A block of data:
▼▼▼
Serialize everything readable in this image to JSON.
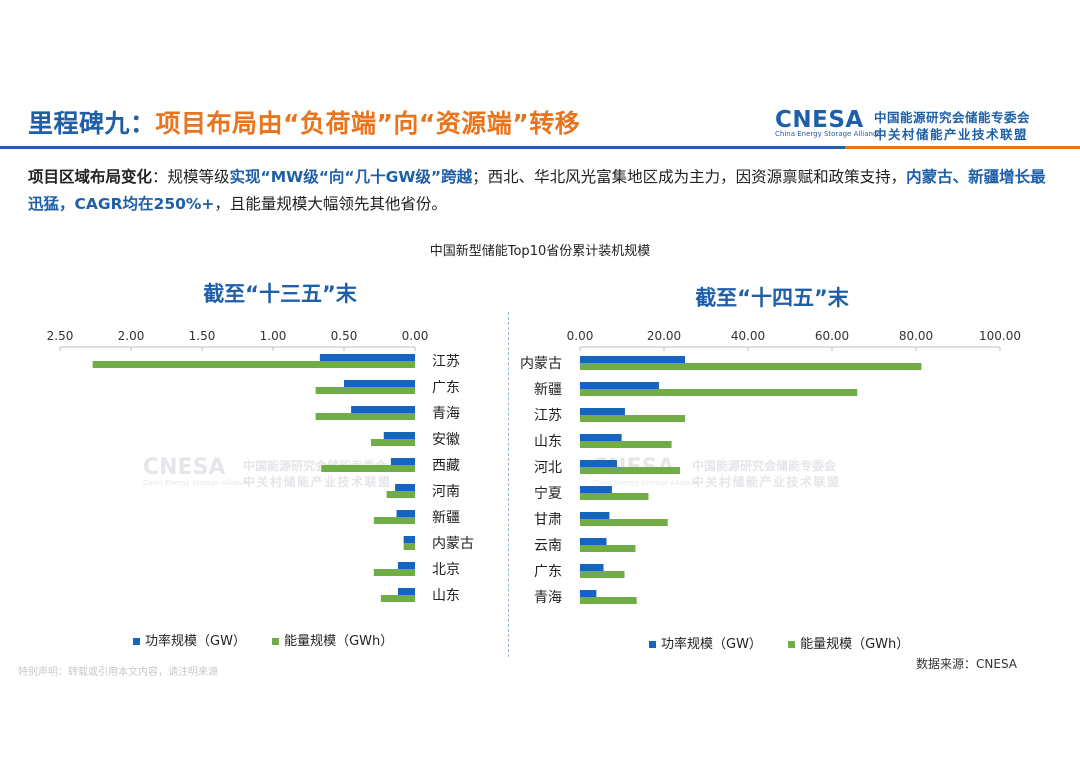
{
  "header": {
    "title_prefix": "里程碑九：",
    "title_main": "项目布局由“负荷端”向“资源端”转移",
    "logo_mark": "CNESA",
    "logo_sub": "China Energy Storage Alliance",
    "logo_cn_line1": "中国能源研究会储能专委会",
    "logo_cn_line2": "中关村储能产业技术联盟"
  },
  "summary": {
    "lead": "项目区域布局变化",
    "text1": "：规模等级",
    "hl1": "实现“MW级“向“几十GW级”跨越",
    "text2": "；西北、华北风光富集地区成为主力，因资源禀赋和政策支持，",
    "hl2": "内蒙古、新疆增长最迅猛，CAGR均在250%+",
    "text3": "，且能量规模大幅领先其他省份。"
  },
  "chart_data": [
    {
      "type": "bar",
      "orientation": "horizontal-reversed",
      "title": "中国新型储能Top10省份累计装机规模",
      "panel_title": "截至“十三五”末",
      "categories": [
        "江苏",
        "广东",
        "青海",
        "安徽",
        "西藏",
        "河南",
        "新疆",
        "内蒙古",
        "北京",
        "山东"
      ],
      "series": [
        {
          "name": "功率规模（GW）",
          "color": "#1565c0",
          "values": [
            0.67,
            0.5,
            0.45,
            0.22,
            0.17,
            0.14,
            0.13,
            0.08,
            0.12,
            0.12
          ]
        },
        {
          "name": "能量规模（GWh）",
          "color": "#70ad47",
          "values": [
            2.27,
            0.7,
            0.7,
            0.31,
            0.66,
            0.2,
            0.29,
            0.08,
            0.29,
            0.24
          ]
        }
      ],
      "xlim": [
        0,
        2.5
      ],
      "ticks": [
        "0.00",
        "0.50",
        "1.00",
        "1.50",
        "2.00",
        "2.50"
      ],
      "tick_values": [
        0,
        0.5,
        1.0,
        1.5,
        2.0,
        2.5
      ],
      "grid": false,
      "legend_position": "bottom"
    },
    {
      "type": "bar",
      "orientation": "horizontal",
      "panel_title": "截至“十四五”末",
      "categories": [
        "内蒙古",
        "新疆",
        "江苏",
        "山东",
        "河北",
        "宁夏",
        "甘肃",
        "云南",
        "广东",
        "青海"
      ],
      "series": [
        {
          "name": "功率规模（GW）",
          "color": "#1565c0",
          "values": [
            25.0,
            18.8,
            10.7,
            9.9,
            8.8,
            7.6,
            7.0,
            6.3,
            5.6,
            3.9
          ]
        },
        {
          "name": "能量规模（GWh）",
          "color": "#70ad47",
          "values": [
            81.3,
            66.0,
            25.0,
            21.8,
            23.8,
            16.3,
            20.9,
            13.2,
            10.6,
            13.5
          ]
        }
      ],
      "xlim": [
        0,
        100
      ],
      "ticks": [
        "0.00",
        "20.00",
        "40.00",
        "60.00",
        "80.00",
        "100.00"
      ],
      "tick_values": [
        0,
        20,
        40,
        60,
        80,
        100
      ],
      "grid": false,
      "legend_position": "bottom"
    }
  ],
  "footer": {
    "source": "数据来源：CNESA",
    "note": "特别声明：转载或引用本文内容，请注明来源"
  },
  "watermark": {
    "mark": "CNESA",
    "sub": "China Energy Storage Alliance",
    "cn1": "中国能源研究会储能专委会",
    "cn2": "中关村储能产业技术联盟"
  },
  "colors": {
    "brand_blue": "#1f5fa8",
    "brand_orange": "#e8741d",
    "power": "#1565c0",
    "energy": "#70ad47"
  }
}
▲▲▲
▼▼▼
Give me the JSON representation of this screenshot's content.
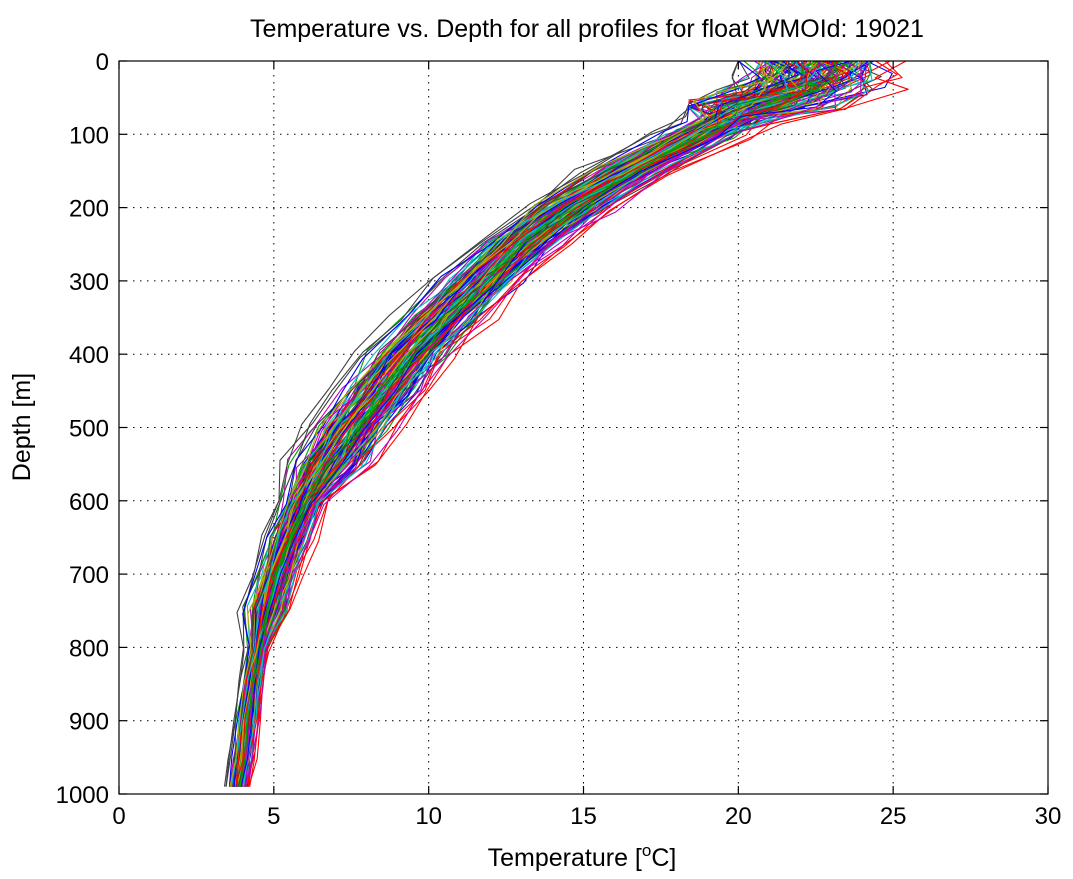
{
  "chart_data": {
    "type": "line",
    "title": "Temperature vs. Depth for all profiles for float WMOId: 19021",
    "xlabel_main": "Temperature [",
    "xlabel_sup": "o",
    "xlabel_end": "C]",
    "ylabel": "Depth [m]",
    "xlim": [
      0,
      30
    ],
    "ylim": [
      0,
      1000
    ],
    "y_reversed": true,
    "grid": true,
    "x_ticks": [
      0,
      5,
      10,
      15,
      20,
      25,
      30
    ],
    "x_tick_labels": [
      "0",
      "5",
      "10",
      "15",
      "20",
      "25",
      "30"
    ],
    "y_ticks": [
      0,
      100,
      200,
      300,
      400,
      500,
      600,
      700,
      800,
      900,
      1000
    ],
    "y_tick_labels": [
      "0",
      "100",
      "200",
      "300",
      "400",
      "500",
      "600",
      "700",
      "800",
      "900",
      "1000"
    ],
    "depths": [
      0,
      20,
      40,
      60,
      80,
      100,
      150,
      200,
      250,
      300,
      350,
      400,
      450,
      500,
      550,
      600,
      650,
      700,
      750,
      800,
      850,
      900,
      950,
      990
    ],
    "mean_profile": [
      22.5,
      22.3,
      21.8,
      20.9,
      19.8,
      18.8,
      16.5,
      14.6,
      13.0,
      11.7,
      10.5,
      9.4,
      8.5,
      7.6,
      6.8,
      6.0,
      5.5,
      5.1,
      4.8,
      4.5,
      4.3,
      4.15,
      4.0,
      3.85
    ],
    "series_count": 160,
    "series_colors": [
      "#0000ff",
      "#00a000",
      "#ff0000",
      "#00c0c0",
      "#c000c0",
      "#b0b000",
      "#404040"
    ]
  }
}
▲▲▲
▼▼▼
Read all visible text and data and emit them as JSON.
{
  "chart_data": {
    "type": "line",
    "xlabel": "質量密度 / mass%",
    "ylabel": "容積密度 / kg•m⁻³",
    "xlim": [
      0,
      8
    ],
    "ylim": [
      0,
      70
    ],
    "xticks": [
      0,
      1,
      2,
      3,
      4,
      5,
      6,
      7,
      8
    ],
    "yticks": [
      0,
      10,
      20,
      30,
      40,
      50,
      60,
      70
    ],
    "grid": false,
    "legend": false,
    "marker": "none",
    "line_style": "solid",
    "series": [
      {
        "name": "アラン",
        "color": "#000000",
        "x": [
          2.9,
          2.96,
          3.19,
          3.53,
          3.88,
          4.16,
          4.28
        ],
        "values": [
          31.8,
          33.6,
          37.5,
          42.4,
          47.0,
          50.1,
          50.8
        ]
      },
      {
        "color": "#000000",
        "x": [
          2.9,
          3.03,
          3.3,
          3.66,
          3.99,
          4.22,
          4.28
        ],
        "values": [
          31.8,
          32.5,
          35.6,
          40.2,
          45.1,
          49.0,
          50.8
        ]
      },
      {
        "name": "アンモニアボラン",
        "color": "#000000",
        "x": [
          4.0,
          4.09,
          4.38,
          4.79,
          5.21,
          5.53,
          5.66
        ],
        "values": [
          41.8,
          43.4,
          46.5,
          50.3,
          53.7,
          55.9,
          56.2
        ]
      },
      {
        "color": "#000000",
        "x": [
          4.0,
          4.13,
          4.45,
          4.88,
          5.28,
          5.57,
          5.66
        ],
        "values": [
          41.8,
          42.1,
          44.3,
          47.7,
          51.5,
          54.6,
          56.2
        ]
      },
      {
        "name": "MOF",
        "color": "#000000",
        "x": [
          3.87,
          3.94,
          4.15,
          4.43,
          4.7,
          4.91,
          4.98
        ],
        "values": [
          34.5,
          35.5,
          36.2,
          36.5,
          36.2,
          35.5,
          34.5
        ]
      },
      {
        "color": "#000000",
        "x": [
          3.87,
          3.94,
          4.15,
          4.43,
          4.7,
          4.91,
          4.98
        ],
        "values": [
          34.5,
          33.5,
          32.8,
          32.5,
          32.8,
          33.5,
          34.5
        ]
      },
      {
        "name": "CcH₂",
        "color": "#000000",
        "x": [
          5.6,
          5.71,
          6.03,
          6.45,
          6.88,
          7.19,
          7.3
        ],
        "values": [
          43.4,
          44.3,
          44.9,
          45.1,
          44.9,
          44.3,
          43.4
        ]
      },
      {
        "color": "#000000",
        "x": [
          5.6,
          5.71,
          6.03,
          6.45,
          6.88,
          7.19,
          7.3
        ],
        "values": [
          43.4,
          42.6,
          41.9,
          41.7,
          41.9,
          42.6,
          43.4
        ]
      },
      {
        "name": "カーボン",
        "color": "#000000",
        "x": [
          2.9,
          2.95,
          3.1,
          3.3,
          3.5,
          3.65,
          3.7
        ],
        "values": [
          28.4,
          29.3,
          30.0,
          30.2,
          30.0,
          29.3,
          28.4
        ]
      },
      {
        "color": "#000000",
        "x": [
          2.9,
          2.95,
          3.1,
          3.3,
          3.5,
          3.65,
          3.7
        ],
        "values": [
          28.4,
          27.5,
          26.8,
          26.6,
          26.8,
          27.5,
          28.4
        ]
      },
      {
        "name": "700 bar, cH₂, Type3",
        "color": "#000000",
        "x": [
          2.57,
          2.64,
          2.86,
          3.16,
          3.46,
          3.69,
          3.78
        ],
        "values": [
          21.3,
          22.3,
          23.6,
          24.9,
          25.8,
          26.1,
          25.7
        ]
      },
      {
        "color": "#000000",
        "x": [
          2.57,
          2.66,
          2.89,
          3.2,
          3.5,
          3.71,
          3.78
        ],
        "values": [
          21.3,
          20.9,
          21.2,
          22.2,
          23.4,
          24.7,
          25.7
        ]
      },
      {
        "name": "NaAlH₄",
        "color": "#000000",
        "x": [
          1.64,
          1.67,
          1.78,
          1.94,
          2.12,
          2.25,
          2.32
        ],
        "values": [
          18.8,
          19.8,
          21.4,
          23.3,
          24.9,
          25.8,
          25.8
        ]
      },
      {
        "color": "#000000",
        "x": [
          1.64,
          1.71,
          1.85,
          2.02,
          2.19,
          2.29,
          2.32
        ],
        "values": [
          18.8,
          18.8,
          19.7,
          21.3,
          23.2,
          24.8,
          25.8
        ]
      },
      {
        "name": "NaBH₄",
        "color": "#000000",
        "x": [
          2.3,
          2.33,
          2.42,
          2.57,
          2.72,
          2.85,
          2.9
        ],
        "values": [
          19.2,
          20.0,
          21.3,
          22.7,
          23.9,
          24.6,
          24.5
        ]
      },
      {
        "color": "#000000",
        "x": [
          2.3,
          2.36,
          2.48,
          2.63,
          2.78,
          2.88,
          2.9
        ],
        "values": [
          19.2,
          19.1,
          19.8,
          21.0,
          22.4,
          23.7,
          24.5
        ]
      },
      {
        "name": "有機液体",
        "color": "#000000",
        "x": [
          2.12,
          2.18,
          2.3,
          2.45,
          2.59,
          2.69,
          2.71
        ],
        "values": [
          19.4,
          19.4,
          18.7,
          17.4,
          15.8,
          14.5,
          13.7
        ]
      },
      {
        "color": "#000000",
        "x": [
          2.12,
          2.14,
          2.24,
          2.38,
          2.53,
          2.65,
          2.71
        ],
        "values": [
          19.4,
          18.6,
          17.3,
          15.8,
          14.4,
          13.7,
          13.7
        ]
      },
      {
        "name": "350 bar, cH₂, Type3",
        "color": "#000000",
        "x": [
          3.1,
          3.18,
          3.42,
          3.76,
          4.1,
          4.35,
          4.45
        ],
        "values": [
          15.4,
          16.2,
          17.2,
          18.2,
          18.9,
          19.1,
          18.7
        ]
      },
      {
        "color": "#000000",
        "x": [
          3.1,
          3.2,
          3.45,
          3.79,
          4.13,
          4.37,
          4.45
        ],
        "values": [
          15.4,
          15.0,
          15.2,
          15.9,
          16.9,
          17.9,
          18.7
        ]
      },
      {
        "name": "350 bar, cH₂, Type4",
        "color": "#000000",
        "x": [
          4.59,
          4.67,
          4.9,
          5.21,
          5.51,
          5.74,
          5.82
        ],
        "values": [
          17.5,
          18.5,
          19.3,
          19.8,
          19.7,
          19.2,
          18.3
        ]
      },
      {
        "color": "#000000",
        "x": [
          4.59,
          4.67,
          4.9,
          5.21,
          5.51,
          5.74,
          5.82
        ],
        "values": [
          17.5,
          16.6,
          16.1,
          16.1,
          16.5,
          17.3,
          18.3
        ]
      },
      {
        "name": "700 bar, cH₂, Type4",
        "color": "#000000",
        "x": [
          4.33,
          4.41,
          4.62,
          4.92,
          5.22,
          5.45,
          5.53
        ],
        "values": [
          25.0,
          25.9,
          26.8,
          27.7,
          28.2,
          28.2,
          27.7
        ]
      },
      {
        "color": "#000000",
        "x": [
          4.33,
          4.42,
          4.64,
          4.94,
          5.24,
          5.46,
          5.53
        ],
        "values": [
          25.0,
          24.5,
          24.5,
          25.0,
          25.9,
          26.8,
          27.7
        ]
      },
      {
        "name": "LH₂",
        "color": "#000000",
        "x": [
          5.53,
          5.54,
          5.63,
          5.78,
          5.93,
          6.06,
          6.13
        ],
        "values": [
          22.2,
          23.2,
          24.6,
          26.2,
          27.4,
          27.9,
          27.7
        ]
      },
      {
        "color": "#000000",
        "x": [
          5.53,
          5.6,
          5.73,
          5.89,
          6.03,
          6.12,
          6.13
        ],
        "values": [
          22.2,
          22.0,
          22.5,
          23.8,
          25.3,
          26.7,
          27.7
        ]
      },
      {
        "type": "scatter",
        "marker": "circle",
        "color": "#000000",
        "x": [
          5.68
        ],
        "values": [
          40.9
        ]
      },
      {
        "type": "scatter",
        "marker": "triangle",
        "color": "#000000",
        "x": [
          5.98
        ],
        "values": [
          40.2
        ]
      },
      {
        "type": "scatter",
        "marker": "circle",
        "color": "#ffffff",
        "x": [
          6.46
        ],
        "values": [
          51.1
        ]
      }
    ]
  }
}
▲▲▲
_SET EXERCISE_.
Whichever lines contain the string "horizontal", select and copy them.

_SOLUTION_.
      "orientation": "horizontal-reversed",
      "orientation": "horizontal",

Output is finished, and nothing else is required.